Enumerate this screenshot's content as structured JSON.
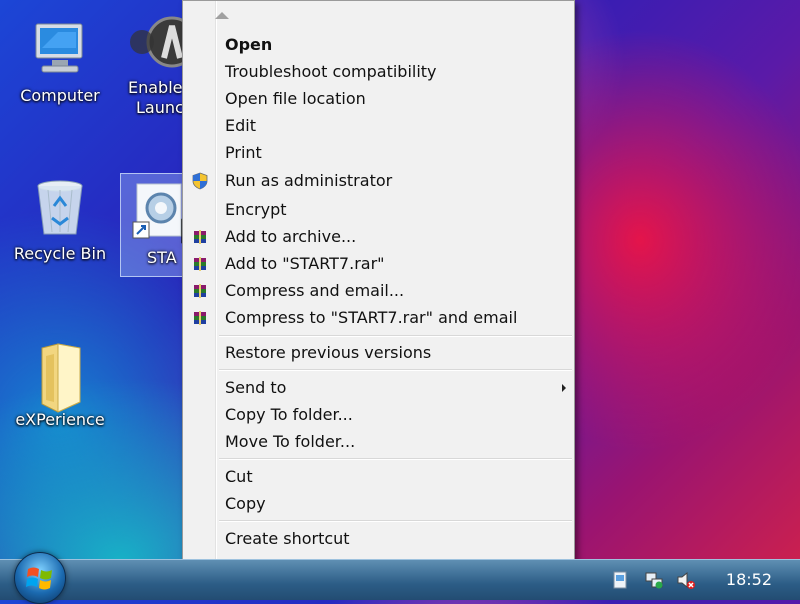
{
  "desktop": {
    "icons": [
      {
        "label": "Computer",
        "icon": "computer-icon"
      },
      {
        "label": "Enable\nLaunc",
        "icon": "launcher-icon"
      },
      {
        "label": "Recycle Bin",
        "icon": "recycle-bin-icon"
      },
      {
        "label": "STA",
        "icon": "shortcut-gear-icon"
      },
      {
        "label": "eXPerience",
        "icon": "folder-icon"
      }
    ]
  },
  "context_menu": {
    "items": [
      {
        "label": "Open",
        "bold": true
      },
      {
        "label": "Troubleshoot compatibility"
      },
      {
        "label": "Open file location"
      },
      {
        "label": "Edit"
      },
      {
        "label": "Print"
      },
      {
        "label": "Run as administrator",
        "icon": "uac-shield-icon"
      },
      {
        "label": "Encrypt"
      },
      {
        "label": "Add to archive...",
        "icon": "winrar-icon"
      },
      {
        "label": "Add to \"START7.rar\"",
        "icon": "winrar-icon"
      },
      {
        "label": "Compress and email...",
        "icon": "winrar-icon"
      },
      {
        "label": "Compress to \"START7.rar\" and email",
        "icon": "winrar-icon"
      },
      {
        "label": "Restore previous versions"
      },
      {
        "label": "Send to",
        "submenu": true
      },
      {
        "label": "Copy To folder..."
      },
      {
        "label": "Move To folder..."
      },
      {
        "label": "Cut"
      },
      {
        "label": "Copy"
      },
      {
        "label": "Create shortcut"
      }
    ]
  },
  "taskbar": {
    "clock": "18:52",
    "tray_icons": [
      "action-center-icon",
      "network-icon",
      "volume-muted-icon"
    ]
  },
  "colors": {
    "menu_bg": "#f1f1f1",
    "taskbar": "#2c5d86"
  }
}
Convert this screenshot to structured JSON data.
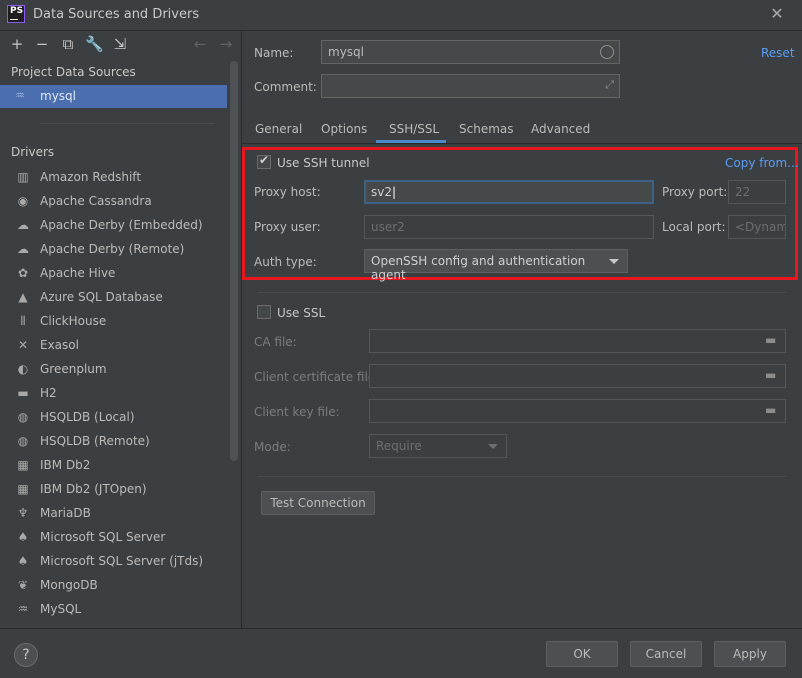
☆ ☆ ☆ ☆ ☆
Make an exact copy of the data above, pictures excluded.

Enumerate this screenshot's content as structured JSON.
{
  "desktop": {
    "icons": [
      {
        "label": "Computer",
        "icon": "computer-icon"
      },
      {
        "label": "Enable\nLaunc",
        "icon": "launcher-icon"
      },
      {
        "label": "Recycle Bin",
        "icon": "recycle-bin-icon"
      },
      {
        "label": "STA",
        "icon": "shortcut-gear-icon"
      },
      {
        "label": "eXPerience",
        "icon": "folder-icon"
      }
    ]
  },
  "context_menu": {
    "items": [
      {
        "label": "Open",
        "bold": true
      },
      {
        "label": "Troubleshoot compatibility"
      },
      {
        "label": "Open file location"
      },
      {
        "label": "Edit"
      },
      {
        "label": "Print"
      },
      {
        "label": "Run as administrator",
        "icon": "uac-shield-icon"
      },
      {
        "label": "Encrypt"
      },
      {
        "label": "Add to archive...",
        "icon": "winrar-icon"
      },
      {
        "label": "Add to \"START7.rar\"",
        "icon": "winrar-icon"
      },
      {
        "label": "Compress and email...",
        "icon": "winrar-icon"
      },
      {
        "label": "Compress to \"START7.rar\" and email",
        "icon": "winrar-icon"
      },
      {
        "label": "Restore previous versions"
      },
      {
        "label": "Send to",
        "submenu": true
      },
      {
        "label": "Copy To folder..."
      },
      {
        "label": "Move To folder..."
      },
      {
        "label": "Cut"
      },
      {
        "label": "Copy"
      },
      {
        "label": "Create shortcut"
      }
    ]
  },
  "taskbar": {
    "clock": "18:52",
    "tray_icons": [
      "action-center-icon",
      "network-icon",
      "volume-muted-icon"
    ]
  },
  "colors": {
    "menu_bg": "#f1f1f1",
    "taskbar": "#2c5d86"
  }
}
Convert this screenshot to structured JSON data.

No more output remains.